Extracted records
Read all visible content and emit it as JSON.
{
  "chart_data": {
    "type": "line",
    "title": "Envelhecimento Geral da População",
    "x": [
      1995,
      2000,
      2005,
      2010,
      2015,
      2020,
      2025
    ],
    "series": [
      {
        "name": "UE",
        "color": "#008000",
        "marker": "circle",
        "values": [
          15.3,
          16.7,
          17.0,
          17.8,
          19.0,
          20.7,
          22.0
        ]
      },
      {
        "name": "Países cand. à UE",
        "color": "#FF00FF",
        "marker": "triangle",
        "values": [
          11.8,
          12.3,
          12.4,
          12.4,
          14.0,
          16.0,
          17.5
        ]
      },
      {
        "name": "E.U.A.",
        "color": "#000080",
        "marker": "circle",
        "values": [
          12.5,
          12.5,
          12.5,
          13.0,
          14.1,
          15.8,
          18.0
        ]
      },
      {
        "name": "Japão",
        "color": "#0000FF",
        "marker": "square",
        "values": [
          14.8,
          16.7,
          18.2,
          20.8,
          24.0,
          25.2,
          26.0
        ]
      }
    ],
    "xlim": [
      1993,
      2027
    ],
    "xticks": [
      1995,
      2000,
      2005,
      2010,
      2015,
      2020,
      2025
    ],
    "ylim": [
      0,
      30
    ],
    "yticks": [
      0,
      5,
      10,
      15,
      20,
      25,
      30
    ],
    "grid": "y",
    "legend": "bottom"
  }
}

* **WHAT YOU HAVE TO DO**: Write down the full listing again, exactly.

* **TASK RESPONSE**:
Read all visible content and emit it as JSON.
{
  "chart_data": {
    "type": "line",
    "title": "Envelhecimento Geral da População",
    "x": [
      1995,
      2000,
      2005,
      2010,
      2015,
      2020,
      2025
    ],
    "series": [
      {
        "name": "UE",
        "color": "#008000",
        "marker": "circle",
        "values": [
          15.3,
          16.7,
          17.0,
          17.8,
          19.0,
          20.7,
          22.0
        ]
      },
      {
        "name": "Países cand. à UE",
        "color": "#FF00FF",
        "marker": "triangle",
        "values": [
          11.8,
          12.3,
          12.4,
          12.4,
          14.0,
          16.0,
          17.5
        ]
      },
      {
        "name": "E.U.A.",
        "color": "#000080",
        "marker": "circle",
        "values": [
          12.5,
          12.5,
          12.5,
          13.0,
          14.1,
          15.8,
          18.0
        ]
      },
      {
        "name": "Japão",
        "color": "#0000FF",
        "marker": "square",
        "values": [
          14.8,
          16.7,
          18.2,
          20.8,
          24.0,
          25.2,
          26.0
        ]
      }
    ],
    "xlim": [
      1993,
      2027
    ],
    "xticks": [
      1995,
      2000,
      2005,
      2010,
      2015,
      2020,
      2025
    ],
    "ylim": [
      0,
      30
    ],
    "yticks": [
      0,
      5,
      10,
      15,
      20,
      25,
      30
    ],
    "grid": "y",
    "legend": "bottom"
  }
}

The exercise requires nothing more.